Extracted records
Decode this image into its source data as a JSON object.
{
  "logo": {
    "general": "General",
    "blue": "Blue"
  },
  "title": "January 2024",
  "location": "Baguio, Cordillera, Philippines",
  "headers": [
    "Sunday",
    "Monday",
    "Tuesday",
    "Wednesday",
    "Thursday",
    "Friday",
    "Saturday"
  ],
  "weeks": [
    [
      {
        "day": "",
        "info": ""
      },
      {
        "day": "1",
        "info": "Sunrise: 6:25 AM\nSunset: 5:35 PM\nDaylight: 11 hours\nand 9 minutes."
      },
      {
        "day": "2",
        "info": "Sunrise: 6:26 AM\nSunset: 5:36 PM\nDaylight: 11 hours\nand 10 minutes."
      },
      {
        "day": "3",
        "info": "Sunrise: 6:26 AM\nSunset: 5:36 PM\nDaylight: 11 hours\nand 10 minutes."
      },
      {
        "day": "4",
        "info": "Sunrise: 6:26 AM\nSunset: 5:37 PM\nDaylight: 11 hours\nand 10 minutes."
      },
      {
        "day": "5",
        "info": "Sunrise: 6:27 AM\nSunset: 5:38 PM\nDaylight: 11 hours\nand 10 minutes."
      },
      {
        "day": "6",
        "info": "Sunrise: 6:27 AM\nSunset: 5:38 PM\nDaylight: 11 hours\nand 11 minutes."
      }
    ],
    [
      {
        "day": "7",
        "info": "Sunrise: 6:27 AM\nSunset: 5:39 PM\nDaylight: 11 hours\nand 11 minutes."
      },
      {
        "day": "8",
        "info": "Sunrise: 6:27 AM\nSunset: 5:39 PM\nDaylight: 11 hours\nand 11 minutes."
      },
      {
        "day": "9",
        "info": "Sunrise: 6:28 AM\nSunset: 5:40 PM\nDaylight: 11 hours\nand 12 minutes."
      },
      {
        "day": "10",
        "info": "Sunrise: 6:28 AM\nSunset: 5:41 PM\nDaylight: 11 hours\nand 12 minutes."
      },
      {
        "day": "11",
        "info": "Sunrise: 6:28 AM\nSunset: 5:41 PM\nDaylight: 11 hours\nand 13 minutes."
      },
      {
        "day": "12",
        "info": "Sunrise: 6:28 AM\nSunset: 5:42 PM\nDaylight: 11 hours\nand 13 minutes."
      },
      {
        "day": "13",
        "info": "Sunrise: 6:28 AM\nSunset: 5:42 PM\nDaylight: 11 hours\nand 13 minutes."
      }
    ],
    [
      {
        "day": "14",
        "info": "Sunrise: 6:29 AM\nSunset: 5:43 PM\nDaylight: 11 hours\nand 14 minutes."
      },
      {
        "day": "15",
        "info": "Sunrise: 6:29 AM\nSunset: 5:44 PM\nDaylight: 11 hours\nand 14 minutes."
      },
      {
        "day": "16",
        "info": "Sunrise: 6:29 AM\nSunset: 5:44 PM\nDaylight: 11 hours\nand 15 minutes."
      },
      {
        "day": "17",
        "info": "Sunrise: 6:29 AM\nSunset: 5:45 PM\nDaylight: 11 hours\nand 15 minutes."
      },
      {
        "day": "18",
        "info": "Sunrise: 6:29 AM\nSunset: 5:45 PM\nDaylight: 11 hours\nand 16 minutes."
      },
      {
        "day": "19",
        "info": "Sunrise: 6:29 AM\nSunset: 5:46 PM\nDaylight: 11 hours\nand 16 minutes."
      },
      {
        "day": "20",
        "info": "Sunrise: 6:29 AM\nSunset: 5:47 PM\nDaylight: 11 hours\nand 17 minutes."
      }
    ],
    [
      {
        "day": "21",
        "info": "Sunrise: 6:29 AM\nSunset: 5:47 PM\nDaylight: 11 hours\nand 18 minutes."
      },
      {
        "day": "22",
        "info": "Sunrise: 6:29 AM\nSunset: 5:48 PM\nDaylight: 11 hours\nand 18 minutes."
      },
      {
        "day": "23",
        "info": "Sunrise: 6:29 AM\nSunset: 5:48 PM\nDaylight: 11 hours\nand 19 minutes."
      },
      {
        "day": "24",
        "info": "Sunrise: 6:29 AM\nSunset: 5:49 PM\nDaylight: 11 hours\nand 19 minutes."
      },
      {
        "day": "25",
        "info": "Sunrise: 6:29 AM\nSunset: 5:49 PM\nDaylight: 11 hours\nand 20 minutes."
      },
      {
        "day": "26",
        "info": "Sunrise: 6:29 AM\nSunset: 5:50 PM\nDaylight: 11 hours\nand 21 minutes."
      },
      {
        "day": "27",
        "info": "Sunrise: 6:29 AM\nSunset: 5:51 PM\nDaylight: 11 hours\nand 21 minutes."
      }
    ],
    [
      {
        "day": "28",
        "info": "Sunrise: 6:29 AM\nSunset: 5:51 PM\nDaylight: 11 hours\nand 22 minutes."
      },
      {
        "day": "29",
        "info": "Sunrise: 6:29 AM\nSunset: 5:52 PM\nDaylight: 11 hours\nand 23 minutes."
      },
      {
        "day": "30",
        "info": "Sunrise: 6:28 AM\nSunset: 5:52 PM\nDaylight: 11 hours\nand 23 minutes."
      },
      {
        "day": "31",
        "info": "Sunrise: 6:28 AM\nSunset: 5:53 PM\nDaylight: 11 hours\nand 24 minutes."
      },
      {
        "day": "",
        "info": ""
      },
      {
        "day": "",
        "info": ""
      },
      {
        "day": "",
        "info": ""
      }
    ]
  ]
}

§ **WHAT TO WORK ON**: Reproduce the material exactly, with every line intact.

§ **TASK ANSWER**:
Decode this image into its source data as a JSON object.
{
  "logo": {
    "general": "General",
    "blue": "Blue"
  },
  "title": "January 2024",
  "location": "Baguio, Cordillera, Philippines",
  "headers": [
    "Sunday",
    "Monday",
    "Tuesday",
    "Wednesday",
    "Thursday",
    "Friday",
    "Saturday"
  ],
  "weeks": [
    [
      {
        "day": "",
        "info": ""
      },
      {
        "day": "1",
        "info": "Sunrise: 6:25 AM\nSunset: 5:35 PM\nDaylight: 11 hours\nand 9 minutes."
      },
      {
        "day": "2",
        "info": "Sunrise: 6:26 AM\nSunset: 5:36 PM\nDaylight: 11 hours\nand 10 minutes."
      },
      {
        "day": "3",
        "info": "Sunrise: 6:26 AM\nSunset: 5:36 PM\nDaylight: 11 hours\nand 10 minutes."
      },
      {
        "day": "4",
        "info": "Sunrise: 6:26 AM\nSunset: 5:37 PM\nDaylight: 11 hours\nand 10 minutes."
      },
      {
        "day": "5",
        "info": "Sunrise: 6:27 AM\nSunset: 5:38 PM\nDaylight: 11 hours\nand 10 minutes."
      },
      {
        "day": "6",
        "info": "Sunrise: 6:27 AM\nSunset: 5:38 PM\nDaylight: 11 hours\nand 11 minutes."
      }
    ],
    [
      {
        "day": "7",
        "info": "Sunrise: 6:27 AM\nSunset: 5:39 PM\nDaylight: 11 hours\nand 11 minutes."
      },
      {
        "day": "8",
        "info": "Sunrise: 6:27 AM\nSunset: 5:39 PM\nDaylight: 11 hours\nand 11 minutes."
      },
      {
        "day": "9",
        "info": "Sunrise: 6:28 AM\nSunset: 5:40 PM\nDaylight: 11 hours\nand 12 minutes."
      },
      {
        "day": "10",
        "info": "Sunrise: 6:28 AM\nSunset: 5:41 PM\nDaylight: 11 hours\nand 12 minutes."
      },
      {
        "day": "11",
        "info": "Sunrise: 6:28 AM\nSunset: 5:41 PM\nDaylight: 11 hours\nand 13 minutes."
      },
      {
        "day": "12",
        "info": "Sunrise: 6:28 AM\nSunset: 5:42 PM\nDaylight: 11 hours\nand 13 minutes."
      },
      {
        "day": "13",
        "info": "Sunrise: 6:28 AM\nSunset: 5:42 PM\nDaylight: 11 hours\nand 13 minutes."
      }
    ],
    [
      {
        "day": "14",
        "info": "Sunrise: 6:29 AM\nSunset: 5:43 PM\nDaylight: 11 hours\nand 14 minutes."
      },
      {
        "day": "15",
        "info": "Sunrise: 6:29 AM\nSunset: 5:44 PM\nDaylight: 11 hours\nand 14 minutes."
      },
      {
        "day": "16",
        "info": "Sunrise: 6:29 AM\nSunset: 5:44 PM\nDaylight: 11 hours\nand 15 minutes."
      },
      {
        "day": "17",
        "info": "Sunrise: 6:29 AM\nSunset: 5:45 PM\nDaylight: 11 hours\nand 15 minutes."
      },
      {
        "day": "18",
        "info": "Sunrise: 6:29 AM\nSunset: 5:45 PM\nDaylight: 11 hours\nand 16 minutes."
      },
      {
        "day": "19",
        "info": "Sunrise: 6:29 AM\nSunset: 5:46 PM\nDaylight: 11 hours\nand 16 minutes."
      },
      {
        "day": "20",
        "info": "Sunrise: 6:29 AM\nSunset: 5:47 PM\nDaylight: 11 hours\nand 17 minutes."
      }
    ],
    [
      {
        "day": "21",
        "info": "Sunrise: 6:29 AM\nSunset: 5:47 PM\nDaylight: 11 hours\nand 18 minutes."
      },
      {
        "day": "22",
        "info": "Sunrise: 6:29 AM\nSunset: 5:48 PM\nDaylight: 11 hours\nand 18 minutes."
      },
      {
        "day": "23",
        "info": "Sunrise: 6:29 AM\nSunset: 5:48 PM\nDaylight: 11 hours\nand 19 minutes."
      },
      {
        "day": "24",
        "info": "Sunrise: 6:29 AM\nSunset: 5:49 PM\nDaylight: 11 hours\nand 19 minutes."
      },
      {
        "day": "25",
        "info": "Sunrise: 6:29 AM\nSunset: 5:49 PM\nDaylight: 11 hours\nand 20 minutes."
      },
      {
        "day": "26",
        "info": "Sunrise: 6:29 AM\nSunset: 5:50 PM\nDaylight: 11 hours\nand 21 minutes."
      },
      {
        "day": "27",
        "info": "Sunrise: 6:29 AM\nSunset: 5:51 PM\nDaylight: 11 hours\nand 21 minutes."
      }
    ],
    [
      {
        "day": "28",
        "info": "Sunrise: 6:29 AM\nSunset: 5:51 PM\nDaylight: 11 hours\nand 22 minutes."
      },
      {
        "day": "29",
        "info": "Sunrise: 6:29 AM\nSunset: 5:52 PM\nDaylight: 11 hours\nand 23 minutes."
      },
      {
        "day": "30",
        "info": "Sunrise: 6:28 AM\nSunset: 5:52 PM\nDaylight: 11 hours\nand 23 minutes."
      },
      {
        "day": "31",
        "info": "Sunrise: 6:28 AM\nSunset: 5:53 PM\nDaylight: 11 hours\nand 24 minutes."
      },
      {
        "day": "",
        "info": ""
      },
      {
        "day": "",
        "info": ""
      },
      {
        "day": "",
        "info": ""
      }
    ]
  ]
}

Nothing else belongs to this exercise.